- Exercises to complete
(a) From the mailing-list thread about running Spark on YARN, extract the stretch from "3. In the end, one" through "applications." word for word.
(b) In the mailing-list thread about running Spark on YARN, what does the reply say to check once the installations are done?
(c) Proceed with the mailing-list thread about running Spark on YARN, picking up right after its final sentence.

- Reading text
# # #
Konstantin,

   1. You need to install the hadoop rpms on all nodes. If it is Hadoop 2,
   the nodes would have hdfs & YARN.
   2. Then you need to install Spark on all nodes. I haven't had experience
   with HDP, but the tech preview might have installed Spark as well.
   3. In the end, one should have hdfs,yarn & spark installed on all the
   nodes.
   4. After installations, check the web console to make sure hdfs, yarn &
   spark are running.
   5. Then you are ready to start experimenting/developing spark
   applications.

HTH.
Cheers
<k/>


On Mon, Jul 7, 2014 at 2:34 AM, Konstantin Kudryavtsev <
kudryavtsev.konstan...@gmail.com> wrote:

> guys, I'm not talking about running spark on VM, I don have problem with
> it.
>
> I confused in the next:
> 1) Hortonworks describe installation process as RPMs on each node
> 2) spark home page said that everything I need is YARN
>
> And I'm in stucj with understanding what I need to do to run spark on yarn
> (do I need RPMs installations or only build spark on edge node?)
>
>
> Thank you,
> Konstantin Kudryavtsev
>
>
> On Mon, Jul 7, 2014 at 4:34 AM, Robert James <srobertja...@gmail.com>
> wrote:
>
>> I can say from my experience that getting Spark to work with Hadoop 2
>> is not for the beginner; after solving one problem after another
>> (dependencies, scripts, etc.), I went back to Hadoop 1.
# # #
Labeled region entries

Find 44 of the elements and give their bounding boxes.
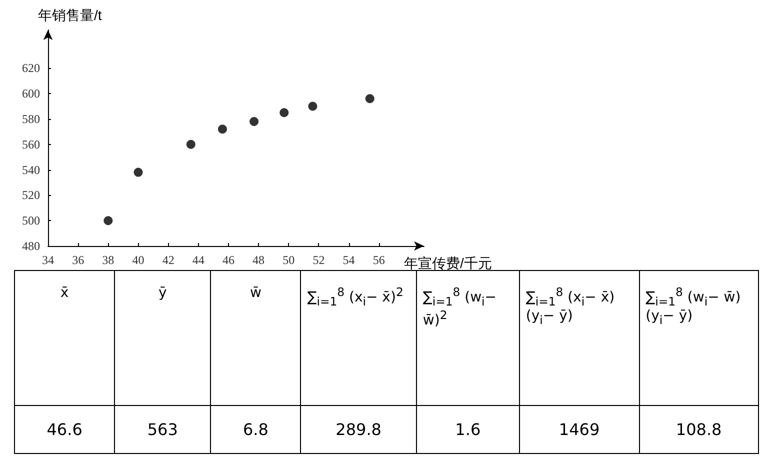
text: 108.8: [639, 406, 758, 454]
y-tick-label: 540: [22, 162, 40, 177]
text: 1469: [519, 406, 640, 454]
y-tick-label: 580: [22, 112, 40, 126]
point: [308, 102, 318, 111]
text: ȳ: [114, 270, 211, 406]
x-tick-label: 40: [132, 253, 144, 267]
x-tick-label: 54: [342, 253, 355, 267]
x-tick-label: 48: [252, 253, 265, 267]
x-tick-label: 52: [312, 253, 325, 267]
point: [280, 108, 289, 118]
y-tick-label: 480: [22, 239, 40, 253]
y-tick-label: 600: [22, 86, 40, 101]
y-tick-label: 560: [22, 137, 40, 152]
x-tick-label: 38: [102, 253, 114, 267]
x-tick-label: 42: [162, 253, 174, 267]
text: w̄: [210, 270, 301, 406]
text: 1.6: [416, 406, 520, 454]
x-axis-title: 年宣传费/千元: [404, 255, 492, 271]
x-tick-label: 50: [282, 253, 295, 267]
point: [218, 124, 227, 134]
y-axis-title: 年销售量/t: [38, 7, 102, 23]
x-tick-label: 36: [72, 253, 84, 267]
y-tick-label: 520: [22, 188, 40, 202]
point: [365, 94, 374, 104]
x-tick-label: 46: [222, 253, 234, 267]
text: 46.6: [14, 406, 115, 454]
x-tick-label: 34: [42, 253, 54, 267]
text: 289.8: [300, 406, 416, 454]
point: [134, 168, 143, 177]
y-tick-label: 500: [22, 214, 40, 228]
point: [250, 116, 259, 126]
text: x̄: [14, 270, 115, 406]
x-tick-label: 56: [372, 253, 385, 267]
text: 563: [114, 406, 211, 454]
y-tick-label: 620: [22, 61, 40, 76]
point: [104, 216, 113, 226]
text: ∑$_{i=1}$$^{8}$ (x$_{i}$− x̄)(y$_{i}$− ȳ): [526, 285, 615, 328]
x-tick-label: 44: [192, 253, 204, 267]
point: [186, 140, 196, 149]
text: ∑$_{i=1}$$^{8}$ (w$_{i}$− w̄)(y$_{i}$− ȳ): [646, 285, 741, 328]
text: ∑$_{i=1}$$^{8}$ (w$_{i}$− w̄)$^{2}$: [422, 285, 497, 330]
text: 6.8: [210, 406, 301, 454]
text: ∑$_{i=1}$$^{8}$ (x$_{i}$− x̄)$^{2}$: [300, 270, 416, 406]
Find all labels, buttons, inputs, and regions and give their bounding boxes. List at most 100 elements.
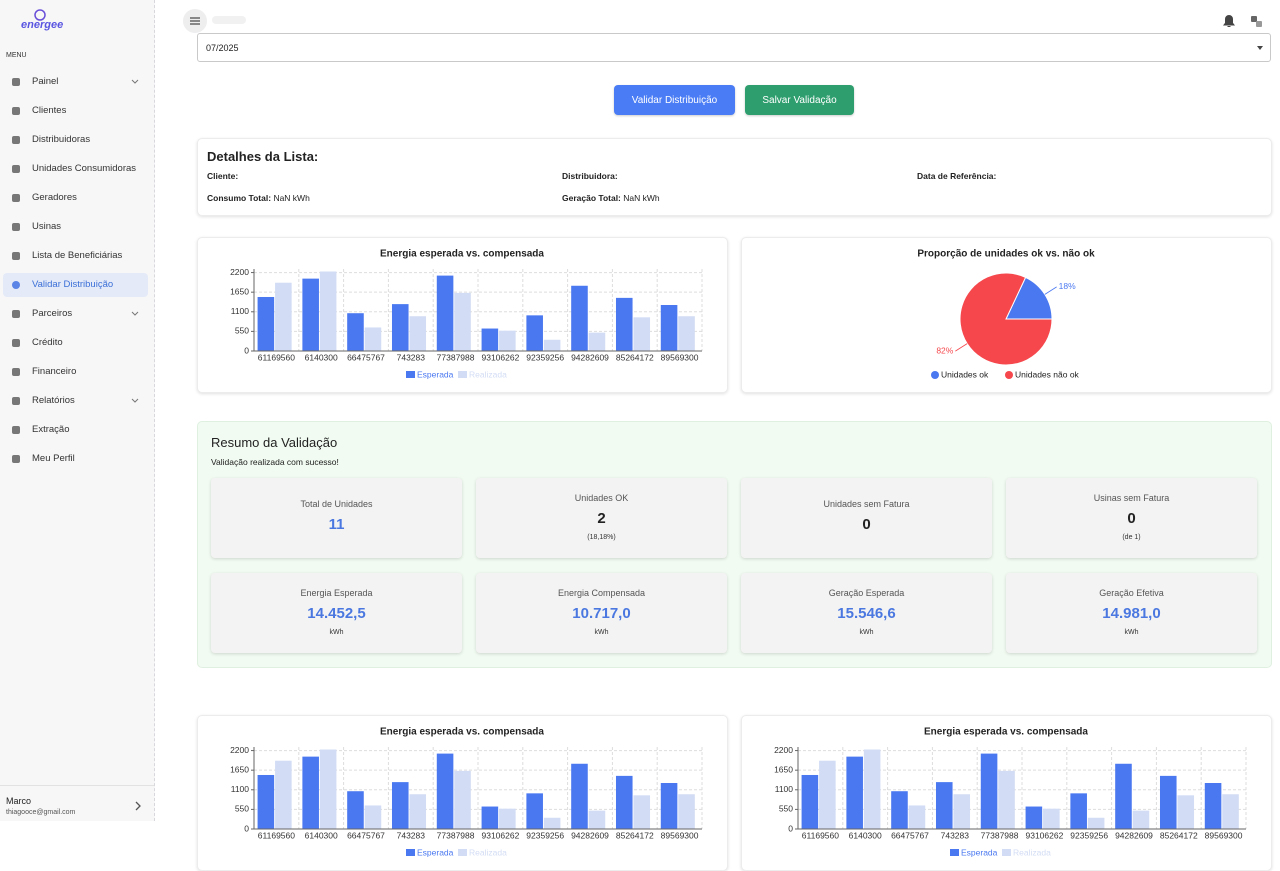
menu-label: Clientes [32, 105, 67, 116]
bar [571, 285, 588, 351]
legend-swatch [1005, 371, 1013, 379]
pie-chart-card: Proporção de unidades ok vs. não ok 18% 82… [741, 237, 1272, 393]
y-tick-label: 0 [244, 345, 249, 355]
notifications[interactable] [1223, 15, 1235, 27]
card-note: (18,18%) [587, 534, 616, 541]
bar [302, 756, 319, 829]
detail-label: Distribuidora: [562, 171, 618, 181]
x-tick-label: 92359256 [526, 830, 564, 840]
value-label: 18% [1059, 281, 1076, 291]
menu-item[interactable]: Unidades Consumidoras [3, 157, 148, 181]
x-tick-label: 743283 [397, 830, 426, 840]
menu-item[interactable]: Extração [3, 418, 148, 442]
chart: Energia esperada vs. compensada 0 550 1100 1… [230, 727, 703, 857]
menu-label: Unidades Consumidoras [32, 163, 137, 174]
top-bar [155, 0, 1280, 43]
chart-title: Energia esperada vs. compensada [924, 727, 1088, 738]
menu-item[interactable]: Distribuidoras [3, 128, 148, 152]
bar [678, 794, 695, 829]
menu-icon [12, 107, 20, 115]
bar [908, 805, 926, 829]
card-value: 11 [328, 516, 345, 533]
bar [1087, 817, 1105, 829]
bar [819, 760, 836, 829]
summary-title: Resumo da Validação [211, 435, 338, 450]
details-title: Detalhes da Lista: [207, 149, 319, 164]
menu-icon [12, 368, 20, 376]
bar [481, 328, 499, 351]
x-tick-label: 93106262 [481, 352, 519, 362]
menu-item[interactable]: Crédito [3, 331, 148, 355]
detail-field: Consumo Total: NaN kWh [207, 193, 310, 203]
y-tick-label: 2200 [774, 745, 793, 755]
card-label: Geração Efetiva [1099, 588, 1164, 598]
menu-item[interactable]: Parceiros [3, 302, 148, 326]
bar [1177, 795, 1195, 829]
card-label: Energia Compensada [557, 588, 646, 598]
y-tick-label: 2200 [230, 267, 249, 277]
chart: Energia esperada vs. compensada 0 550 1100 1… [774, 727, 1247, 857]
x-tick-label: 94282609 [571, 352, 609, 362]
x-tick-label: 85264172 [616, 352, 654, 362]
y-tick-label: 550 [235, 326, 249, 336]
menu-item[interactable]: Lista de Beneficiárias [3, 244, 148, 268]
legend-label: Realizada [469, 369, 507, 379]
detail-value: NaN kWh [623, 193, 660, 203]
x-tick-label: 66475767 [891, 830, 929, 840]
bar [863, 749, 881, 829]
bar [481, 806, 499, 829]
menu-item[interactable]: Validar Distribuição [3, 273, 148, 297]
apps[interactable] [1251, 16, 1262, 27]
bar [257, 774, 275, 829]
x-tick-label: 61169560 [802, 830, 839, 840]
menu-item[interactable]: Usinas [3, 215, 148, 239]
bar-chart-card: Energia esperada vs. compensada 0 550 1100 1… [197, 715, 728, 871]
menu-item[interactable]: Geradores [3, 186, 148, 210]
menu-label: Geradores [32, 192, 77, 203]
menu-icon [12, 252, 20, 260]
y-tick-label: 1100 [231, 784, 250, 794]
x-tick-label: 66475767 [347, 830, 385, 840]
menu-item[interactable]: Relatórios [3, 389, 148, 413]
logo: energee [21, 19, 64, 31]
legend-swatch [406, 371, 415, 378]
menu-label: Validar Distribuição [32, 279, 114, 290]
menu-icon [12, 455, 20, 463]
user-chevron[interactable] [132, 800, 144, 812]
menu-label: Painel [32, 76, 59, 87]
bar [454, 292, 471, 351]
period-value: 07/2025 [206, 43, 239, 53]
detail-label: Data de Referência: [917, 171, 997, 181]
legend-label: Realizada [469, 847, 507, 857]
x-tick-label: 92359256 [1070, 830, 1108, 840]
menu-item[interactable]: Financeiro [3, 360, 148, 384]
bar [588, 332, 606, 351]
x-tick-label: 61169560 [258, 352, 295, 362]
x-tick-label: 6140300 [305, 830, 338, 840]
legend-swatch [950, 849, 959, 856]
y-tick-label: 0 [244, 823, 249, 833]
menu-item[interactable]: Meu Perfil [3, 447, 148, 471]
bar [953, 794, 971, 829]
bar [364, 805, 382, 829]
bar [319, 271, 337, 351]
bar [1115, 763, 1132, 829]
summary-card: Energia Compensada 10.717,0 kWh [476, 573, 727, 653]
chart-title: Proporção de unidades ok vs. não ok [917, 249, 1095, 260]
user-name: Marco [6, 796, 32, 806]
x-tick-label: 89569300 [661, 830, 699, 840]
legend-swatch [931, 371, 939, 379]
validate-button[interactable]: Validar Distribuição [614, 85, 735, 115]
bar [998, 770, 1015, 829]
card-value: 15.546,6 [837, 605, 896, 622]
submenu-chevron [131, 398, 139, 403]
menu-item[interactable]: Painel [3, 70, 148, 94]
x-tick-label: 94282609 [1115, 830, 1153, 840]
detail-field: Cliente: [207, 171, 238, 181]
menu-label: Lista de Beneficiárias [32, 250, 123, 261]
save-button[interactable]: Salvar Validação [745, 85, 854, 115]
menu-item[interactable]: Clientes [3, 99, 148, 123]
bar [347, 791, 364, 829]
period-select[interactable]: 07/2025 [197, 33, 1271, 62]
# # #
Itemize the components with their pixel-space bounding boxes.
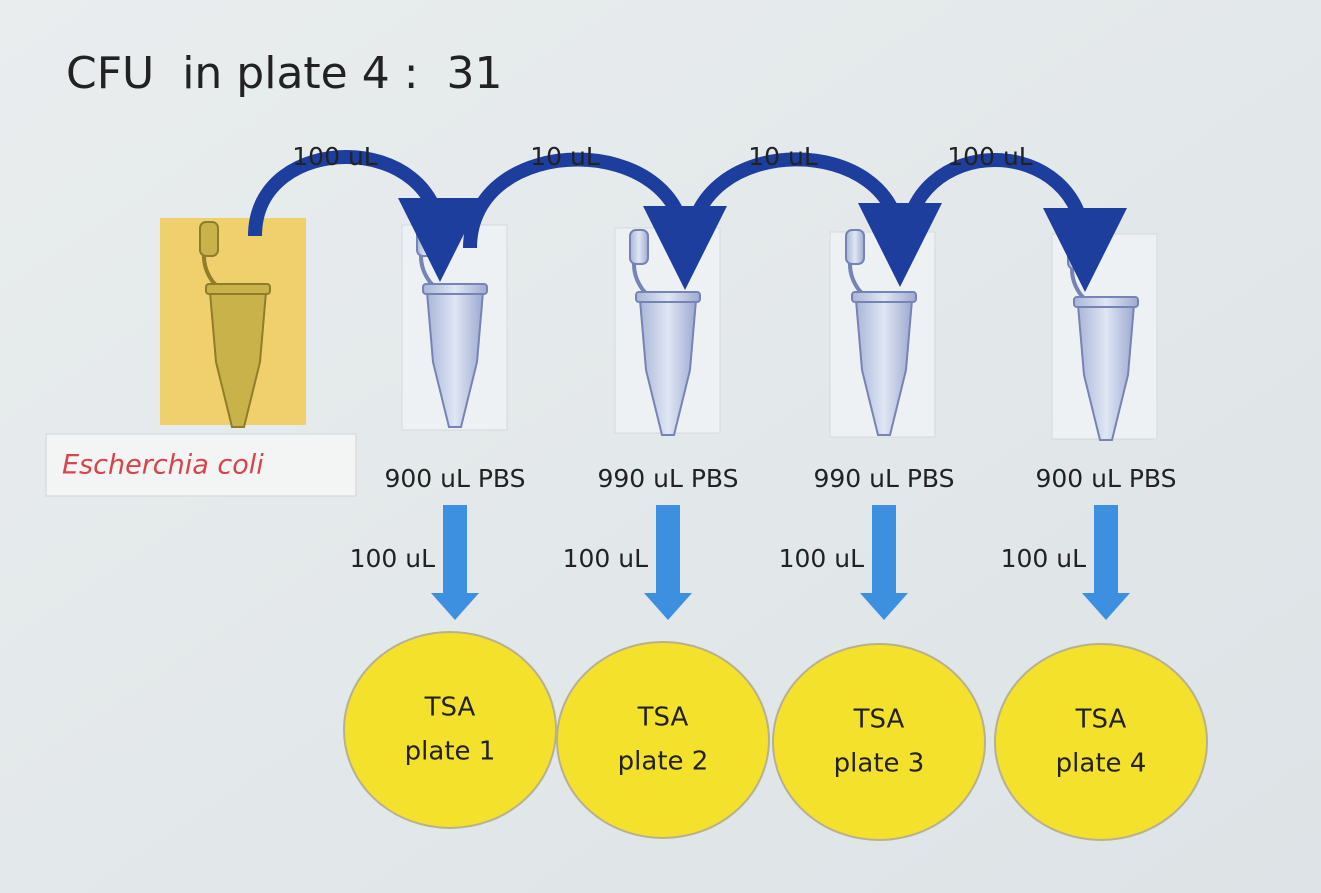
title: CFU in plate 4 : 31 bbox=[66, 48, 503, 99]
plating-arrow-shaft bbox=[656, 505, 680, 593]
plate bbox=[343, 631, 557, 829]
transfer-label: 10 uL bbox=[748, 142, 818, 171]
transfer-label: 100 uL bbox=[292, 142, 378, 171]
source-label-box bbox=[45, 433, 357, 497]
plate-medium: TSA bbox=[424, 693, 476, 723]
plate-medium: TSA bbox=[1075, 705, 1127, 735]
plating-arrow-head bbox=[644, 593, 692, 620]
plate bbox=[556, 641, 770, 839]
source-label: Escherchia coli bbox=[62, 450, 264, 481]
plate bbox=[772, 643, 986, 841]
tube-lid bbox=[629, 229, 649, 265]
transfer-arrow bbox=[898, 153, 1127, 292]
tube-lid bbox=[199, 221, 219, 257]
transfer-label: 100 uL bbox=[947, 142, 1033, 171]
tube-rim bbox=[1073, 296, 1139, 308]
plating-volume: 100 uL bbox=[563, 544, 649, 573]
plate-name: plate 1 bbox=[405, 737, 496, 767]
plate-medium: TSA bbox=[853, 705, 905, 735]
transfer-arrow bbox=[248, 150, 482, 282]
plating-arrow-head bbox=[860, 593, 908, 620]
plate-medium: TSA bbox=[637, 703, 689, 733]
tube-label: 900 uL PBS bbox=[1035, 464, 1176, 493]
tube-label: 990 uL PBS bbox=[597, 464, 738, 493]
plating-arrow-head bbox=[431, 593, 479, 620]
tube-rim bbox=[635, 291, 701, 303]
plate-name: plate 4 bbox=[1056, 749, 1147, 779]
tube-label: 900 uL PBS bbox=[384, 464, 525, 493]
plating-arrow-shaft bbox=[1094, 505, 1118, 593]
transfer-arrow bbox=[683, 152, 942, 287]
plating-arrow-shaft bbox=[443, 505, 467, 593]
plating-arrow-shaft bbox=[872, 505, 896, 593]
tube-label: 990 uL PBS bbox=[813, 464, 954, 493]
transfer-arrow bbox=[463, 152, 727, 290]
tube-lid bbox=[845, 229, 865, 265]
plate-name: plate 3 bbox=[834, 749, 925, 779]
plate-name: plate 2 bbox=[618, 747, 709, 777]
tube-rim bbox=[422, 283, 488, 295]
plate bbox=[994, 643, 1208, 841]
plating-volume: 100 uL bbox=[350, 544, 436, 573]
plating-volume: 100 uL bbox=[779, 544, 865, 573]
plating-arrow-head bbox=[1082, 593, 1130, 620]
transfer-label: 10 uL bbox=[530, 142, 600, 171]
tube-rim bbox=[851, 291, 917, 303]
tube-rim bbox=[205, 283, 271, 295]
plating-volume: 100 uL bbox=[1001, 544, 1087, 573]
# # #
- Answers for this exercise
(a)
3. In the end, one should have hdfs,yarn & spark installed on all the
   nodes.
   4. After installations, check the web console to make sure hdfs, yarn &
   spark are running.
   5. Then you are ready to start experimenting/developing spark
   applications.

(b) Check the web console to make sure hdfs, yarn, and spark are running.

(c)
>>
>> Spark's Maven, ec2 scripts, and others all use Hadoop 1 - not sure
>> why, but, given so, Hadoop 2 has too many bumps
>>
>> On 7/6/14, Marco Shaw <marco.s...@gmail.com> wrote:
>> > That is confusing based on the context you provided.
>> >
>> > This might take more time than I can spare to try to understand.
>> >
>> > For sure, you need to add Spark to run it in/on the HDP 2.1 express VM.
>> >
>> > Cloudera's CDH 5 express VM includes Spark, but the service isn't
>> running by
>> > default.
>> >
>> > I can't remember for MapR...
>> >
>> > Marco
>> >
>> >> On Jul 6, 2014, at 6:33 PM, Konstantin Kudryavtsev
>> >> <kudryavtsev.konstan...@gmail.com> wrote:
>> >>
>> >> Marco,
>> >>
>> >> Hortonworks provides a Tech Preview of Spark 0.9.1 with HDP 2.1 that
>> you
>> >> can try
>> >> from
>> >>
>> http://hortonworks.com/wp-content/uploads/2014/05/SparkTechnicalPreview.pdf
>> >>  HDP 2.1 means YARN, at the same time they propose ti install rpm
>> >>
>> >> On other hand, http://spark.apache.org/ said "
>> >> Integrated with Hadoop
>> >> Spark can run on Hadoop 2's YARN cluster manager, and can read any
>> >> existing Hadoop data.
>> >>
>> >> If you have a Hadoop 2 cluster, you can run Spark without any
>> installation
>> >> needed. "
>> >>
>> >> And this is confusing for me... do I need rpm installation on not?...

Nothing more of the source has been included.